**What is required:**
Set the listing down again in full, word for word, with the pictures left out.
╭─ Extracted material
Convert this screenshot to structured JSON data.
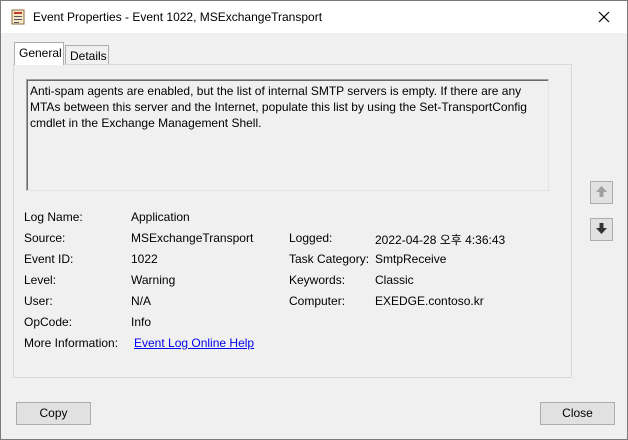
{
  "window": {
    "title": "Event Properties - Event 1022, MSExchangeTransport",
    "icon": "event-viewer-icon",
    "close_icon": "close-icon"
  },
  "tabs": [
    "General",
    "Details"
  ],
  "description": "Anti-spam agents are enabled, but the list of internal SMTP servers is empty. If there are any MTAs between this server and the Internet, populate this list by using the Set-TransportConfig cmdlet in the Exchange Management Shell.",
  "fields": {
    "log_name": {
      "label": "Log Name:",
      "value": "Application"
    },
    "source": {
      "label": "Source:",
      "value": "MSExchangeTransport"
    },
    "logged": {
      "label": "Logged:",
      "value": "2022-04-28 오후 4:36:43"
    },
    "event_id": {
      "label": "Event ID:",
      "value": "1022"
    },
    "task_category": {
      "label": "Task Category:",
      "value": "SmtpReceive"
    },
    "level": {
      "label": "Level:",
      "value": "Warning"
    },
    "keywords": {
      "label": "Keywords:",
      "value": "Classic"
    },
    "user": {
      "label": "User:",
      "value": "N/A"
    },
    "computer": {
      "label": "Computer:",
      "value": "EXEDGE.contoso.kr"
    },
    "opcode": {
      "label": "OpCode:",
      "value": "Info"
    },
    "more_info": {
      "label": "More Information:",
      "link": "Event Log Online Help"
    }
  },
  "side_buttons": {
    "up_icon": "arrow-up-icon",
    "down_icon": "arrow-down-icon"
  },
  "buttons": {
    "copy": "Copy",
    "close": "Close"
  }
}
╰─
**Solution to this exercise:**
Convert this screenshot to structured JSON data.
{
  "window": {
    "title": "Event Properties - Event 1022, MSExchangeTransport",
    "icon": "event-viewer-icon",
    "close_icon": "close-icon"
  },
  "tabs": [
    "General",
    "Details"
  ],
  "description": "Anti-spam agents are enabled, but the list of internal SMTP servers is empty. If there are any MTAs between this server and the Internet, populate this list by using the Set-TransportConfig cmdlet in the Exchange Management Shell.",
  "fields": {
    "log_name": {
      "label": "Log Name:",
      "value": "Application"
    },
    "source": {
      "label": "Source:",
      "value": "MSExchangeTransport"
    },
    "logged": {
      "label": "Logged:",
      "value": "2022-04-28 오후 4:36:43"
    },
    "event_id": {
      "label": "Event ID:",
      "value": "1022"
    },
    "task_category": {
      "label": "Task Category:",
      "value": "SmtpReceive"
    },
    "level": {
      "label": "Level:",
      "value": "Warning"
    },
    "keywords": {
      "label": "Keywords:",
      "value": "Classic"
    },
    "user": {
      "label": "User:",
      "value": "N/A"
    },
    "computer": {
      "label": "Computer:",
      "value": "EXEDGE.contoso.kr"
    },
    "opcode": {
      "label": "OpCode:",
      "value": "Info"
    },
    "more_info": {
      "label": "More Information:",
      "link": "Event Log Online Help"
    }
  },
  "side_buttons": {
    "up_icon": "arrow-up-icon",
    "down_icon": "arrow-down-icon"
  },
  "buttons": {
    "copy": "Copy",
    "close": "Close"
  }
}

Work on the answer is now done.